══ Data supplied

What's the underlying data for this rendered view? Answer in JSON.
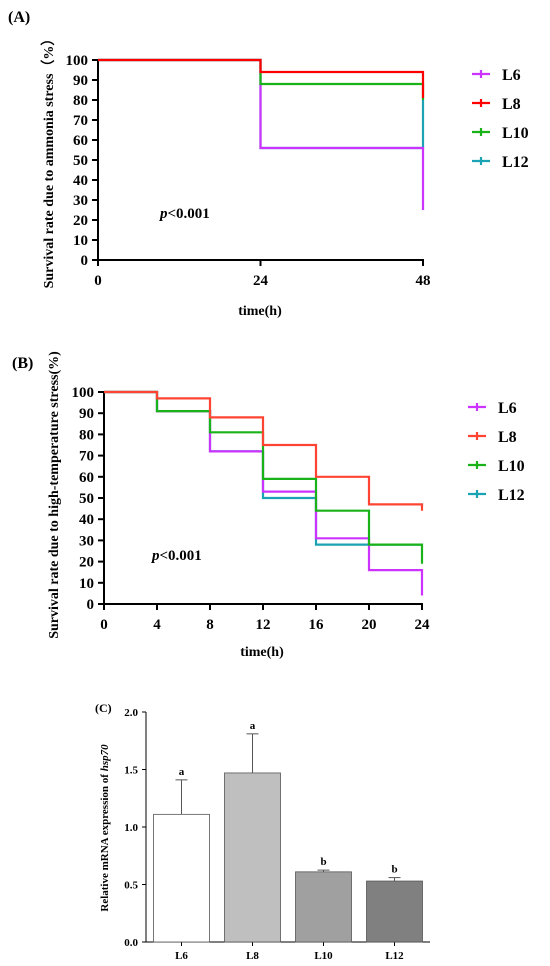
{
  "chart_data": [
    {
      "panel": "(A)",
      "type": "line",
      "xlabel": "time(h)",
      "ylabel": "Survival rate due to ammonia stress（%）",
      "annotation": {
        "p": "p",
        "text": "<0.001"
      },
      "xlim": [
        0,
        48
      ],
      "ylim": [
        0,
        100
      ],
      "xticks": [
        0,
        24,
        48
      ],
      "yticks": [
        0,
        10,
        20,
        30,
        40,
        50,
        60,
        70,
        80,
        90,
        100
      ],
      "legend_position": "right",
      "series": [
        {
          "name": "L6",
          "color": "#cc33ff",
          "points": [
            [
              0,
              100
            ],
            [
              24,
              100
            ],
            [
              24,
              56
            ],
            [
              48,
              56
            ],
            [
              48,
              25
            ]
          ]
        },
        {
          "name": "L8",
          "color": "#ff0000",
          "points": [
            [
              0,
              100
            ],
            [
              24,
              100
            ],
            [
              24,
              94
            ],
            [
              48,
              94
            ],
            [
              48,
              81
            ]
          ]
        },
        {
          "name": "L10",
          "color": "#19b219",
          "points": [
            [
              0,
              100
            ],
            [
              24,
              100
            ],
            [
              24,
              88
            ],
            [
              48,
              88
            ],
            [
              48,
              80
            ]
          ]
        },
        {
          "name": "L12",
          "color": "#1aa3b2",
          "points": [
            [
              0,
              100
            ],
            [
              24,
              100
            ],
            [
              24,
              56
            ],
            [
              48,
              56
            ],
            [
              48,
              80
            ]
          ]
        }
      ]
    },
    {
      "panel": "(B)",
      "type": "line",
      "xlabel": "time(h)",
      "ylabel": "Survival rate due to high-temperature stress(%)",
      "annotation": {
        "p": "p",
        "text": "<0.001"
      },
      "xlim": [
        0,
        24
      ],
      "ylim": [
        0,
        100
      ],
      "xticks": [
        0,
        4,
        8,
        12,
        16,
        20,
        24
      ],
      "yticks": [
        0,
        10,
        20,
        30,
        40,
        50,
        60,
        70,
        80,
        90,
        100
      ],
      "legend_position": "right",
      "series": [
        {
          "name": "L6",
          "color": "#cc33ff",
          "points": [
            [
              0,
              100
            ],
            [
              4,
              100
            ],
            [
              4,
              91
            ],
            [
              8,
              91
            ],
            [
              8,
              72
            ],
            [
              12,
              72
            ],
            [
              12,
              53
            ],
            [
              16,
              53
            ],
            [
              16,
              31
            ],
            [
              20,
              31
            ],
            [
              20,
              16
            ],
            [
              24,
              16
            ],
            [
              24,
              4
            ]
          ]
        },
        {
          "name": "L8",
          "color": "#ff4433",
          "points": [
            [
              0,
              100
            ],
            [
              4,
              100
            ],
            [
              4,
              97
            ],
            [
              8,
              97
            ],
            [
              8,
              88
            ],
            [
              12,
              88
            ],
            [
              12,
              75
            ],
            [
              16,
              75
            ],
            [
              16,
              60
            ],
            [
              20,
              60
            ],
            [
              20,
              47
            ],
            [
              24,
              47
            ],
            [
              24,
              44
            ]
          ]
        },
        {
          "name": "L10",
          "color": "#19b219",
          "points": [
            [
              0,
              100
            ],
            [
              4,
              100
            ],
            [
              4,
              91
            ],
            [
              8,
              91
            ],
            [
              8,
              81
            ],
            [
              12,
              81
            ],
            [
              12,
              59
            ],
            [
              16,
              59
            ],
            [
              16,
              44
            ],
            [
              20,
              44
            ],
            [
              20,
              28
            ],
            [
              24,
              28
            ],
            [
              24,
              19
            ]
          ]
        },
        {
          "name": "L12",
          "color": "#1aa3b2",
          "points": [
            [
              0,
              100
            ],
            [
              4,
              100
            ],
            [
              4,
              91
            ],
            [
              8,
              91
            ],
            [
              8,
              72
            ],
            [
              12,
              72
            ],
            [
              12,
              50
            ],
            [
              16,
              50
            ],
            [
              16,
              28
            ],
            [
              20,
              28
            ],
            [
              20,
              28
            ],
            [
              24,
              28
            ]
          ]
        }
      ]
    },
    {
      "panel": "(C)",
      "type": "bar",
      "ylabel_prefix": "Relative mRNA expression of ",
      "ylabel_gene": "hsp70",
      "categories": [
        "L6",
        "L8",
        "L10",
        "L12"
      ],
      "values": [
        1.11,
        1.47,
        0.61,
        0.53
      ],
      "errors": [
        0.3,
        0.34,
        0.015,
        0.03
      ],
      "sig_letters": [
        "a",
        "a",
        "b",
        "b"
      ],
      "colors": [
        "#ffffff",
        "#bfbfbf",
        "#a0a0a0",
        "#808080"
      ],
      "ylim": [
        0,
        2.0
      ],
      "yticks": [
        "0.0",
        "0.5",
        "1.0",
        "1.5",
        "2.0"
      ]
    }
  ]
}
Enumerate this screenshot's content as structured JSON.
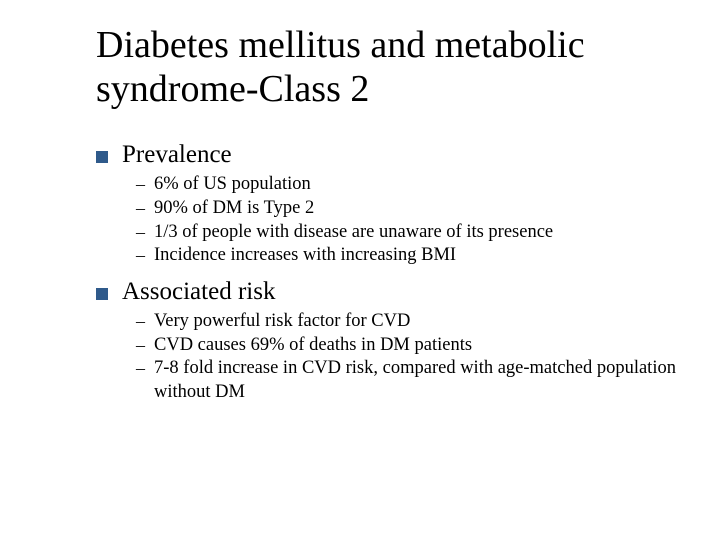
{
  "colors": {
    "background": "#ffffff",
    "text": "#000000",
    "bullet_square": "#2f5a8b"
  },
  "typography": {
    "title_fontsize": 38,
    "level1_fontsize": 25,
    "level2_fontsize": 18.5,
    "font_family": "Times New Roman"
  },
  "title": "Diabetes mellitus and metabolic syndrome-Class 2",
  "sections": [
    {
      "heading": "Prevalence",
      "items": [
        "6% of US population",
        "90% of DM is Type 2",
        "1/3 of people with disease are unaware of its presence",
        "Incidence increases with increasing BMI"
      ]
    },
    {
      "heading": "Associated risk",
      "items": [
        "Very powerful risk factor for CVD",
        "CVD causes 69% of deaths in DM patients",
        "7-8 fold increase in CVD risk, compared with age-matched population without DM"
      ]
    }
  ]
}
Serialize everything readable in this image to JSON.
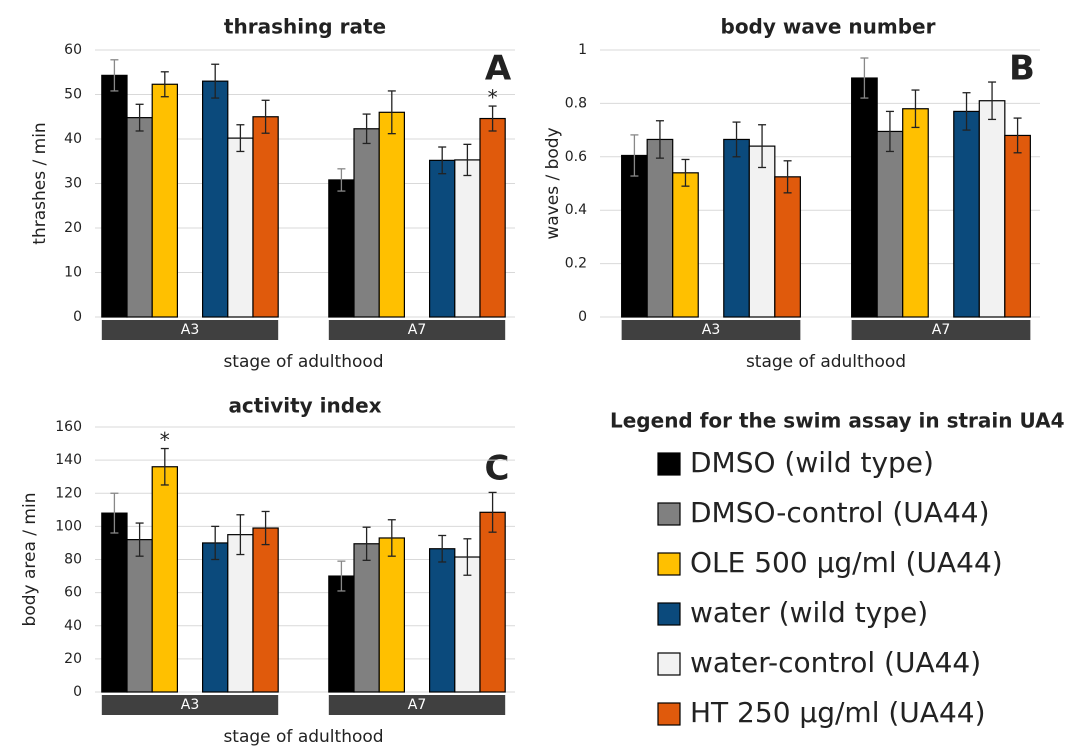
{
  "legend": {
    "title": "Legend for the swim assay in strain UA44:",
    "series": [
      {
        "name": "DMSO (wild type)",
        "color": "#000000"
      },
      {
        "name": "DMSO-control (UA44)",
        "color": "#808080"
      },
      {
        "name": "OLE 500 µg/ml (UA44)",
        "color": "#ffc000"
      },
      {
        "name": "water (wild type)",
        "color": "#0b4a7c"
      },
      {
        "name": "water-control (UA44)",
        "color": "#f2f2f2"
      },
      {
        "name": "HT 250 µg/ml (UA44)",
        "color": "#e05a0c"
      }
    ]
  },
  "chart_data": [
    {
      "type": "bar",
      "title": "thrashing rate",
      "label": "A",
      "xlabel": "stage of adulthood",
      "ylabel": "thrashes / min",
      "categories": [
        "A3",
        "A7"
      ],
      "ylim": [
        0,
        60
      ],
      "yticks": [
        0,
        10,
        20,
        30,
        40,
        50,
        60
      ],
      "grid": true,
      "series": [
        {
          "values": [
            54.3,
            30.8
          ],
          "errors": [
            3.5,
            2.5
          ]
        },
        {
          "values": [
            44.8,
            42.3
          ],
          "errors": [
            3.0,
            3.3
          ]
        },
        {
          "values": [
            52.3,
            46.0
          ],
          "errors": [
            2.8,
            4.8
          ]
        },
        {
          "values": [
            53.0,
            35.2
          ],
          "errors": [
            3.8,
            3.0
          ]
        },
        {
          "values": [
            40.2,
            35.3
          ],
          "errors": [
            3.0,
            3.5
          ]
        },
        {
          "values": [
            45.0,
            44.6
          ],
          "errors": [
            3.7,
            2.8
          ]
        }
      ],
      "annotations": [
        {
          "text": "*",
          "series": 5,
          "category": 1
        }
      ]
    },
    {
      "type": "bar",
      "title": "body wave number",
      "label": "B",
      "xlabel": "stage of adulthood",
      "ylabel": "waves / body",
      "categories": [
        "A3",
        "A7"
      ],
      "ylim": [
        0,
        1
      ],
      "yticks": [
        0,
        0.2,
        0.4,
        0.6,
        0.8,
        1
      ],
      "grid": true,
      "series": [
        {
          "values": [
            0.605,
            0.895
          ],
          "errors": [
            0.077,
            0.075
          ]
        },
        {
          "values": [
            0.665,
            0.695
          ],
          "errors": [
            0.07,
            0.075
          ]
        },
        {
          "values": [
            0.54,
            0.78
          ],
          "errors": [
            0.05,
            0.07
          ]
        },
        {
          "values": [
            0.665,
            0.77
          ],
          "errors": [
            0.065,
            0.07
          ]
        },
        {
          "values": [
            0.64,
            0.81
          ],
          "errors": [
            0.08,
            0.07
          ]
        },
        {
          "values": [
            0.525,
            0.68
          ],
          "errors": [
            0.06,
            0.065
          ]
        }
      ],
      "annotations": []
    },
    {
      "type": "bar",
      "title": "activity index",
      "label": "C",
      "xlabel": "stage of adulthood",
      "ylabel": "body area / min",
      "categories": [
        "A3",
        "A7"
      ],
      "ylim": [
        0,
        160
      ],
      "yticks": [
        0,
        20,
        40,
        60,
        80,
        100,
        120,
        140,
        160
      ],
      "grid": true,
      "series": [
        {
          "values": [
            108,
            70
          ],
          "errors": [
            12,
            9
          ]
        },
        {
          "values": [
            92,
            89.5
          ],
          "errors": [
            10,
            10
          ]
        },
        {
          "values": [
            136,
            93
          ],
          "errors": [
            11,
            11
          ]
        },
        {
          "values": [
            90,
            86.5
          ],
          "errors": [
            10,
            8
          ]
        },
        {
          "values": [
            95,
            81.5
          ],
          "errors": [
            12,
            11
          ]
        },
        {
          "values": [
            99,
            108.5
          ],
          "errors": [
            10,
            12
          ]
        }
      ],
      "annotations": [
        {
          "text": "*",
          "series": 2,
          "category": 0
        }
      ]
    }
  ]
}
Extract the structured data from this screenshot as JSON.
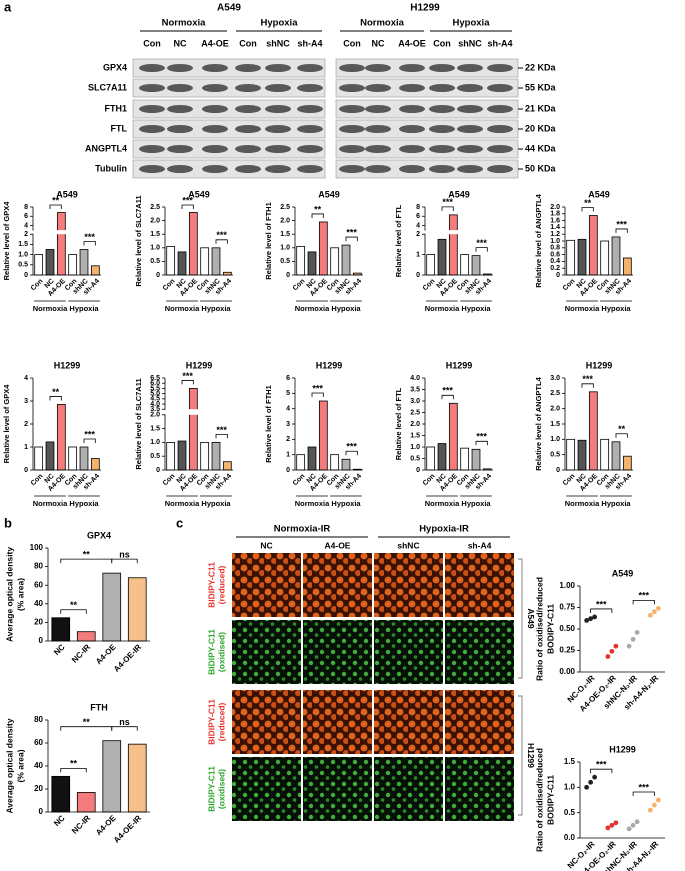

════

Copy out every line of the listing that contains the string "Survival".

      "ylabel": "Survival rate due to ammonia stress（%）",
      "ylabel": "Survival rate due to high-temperature stress(%)",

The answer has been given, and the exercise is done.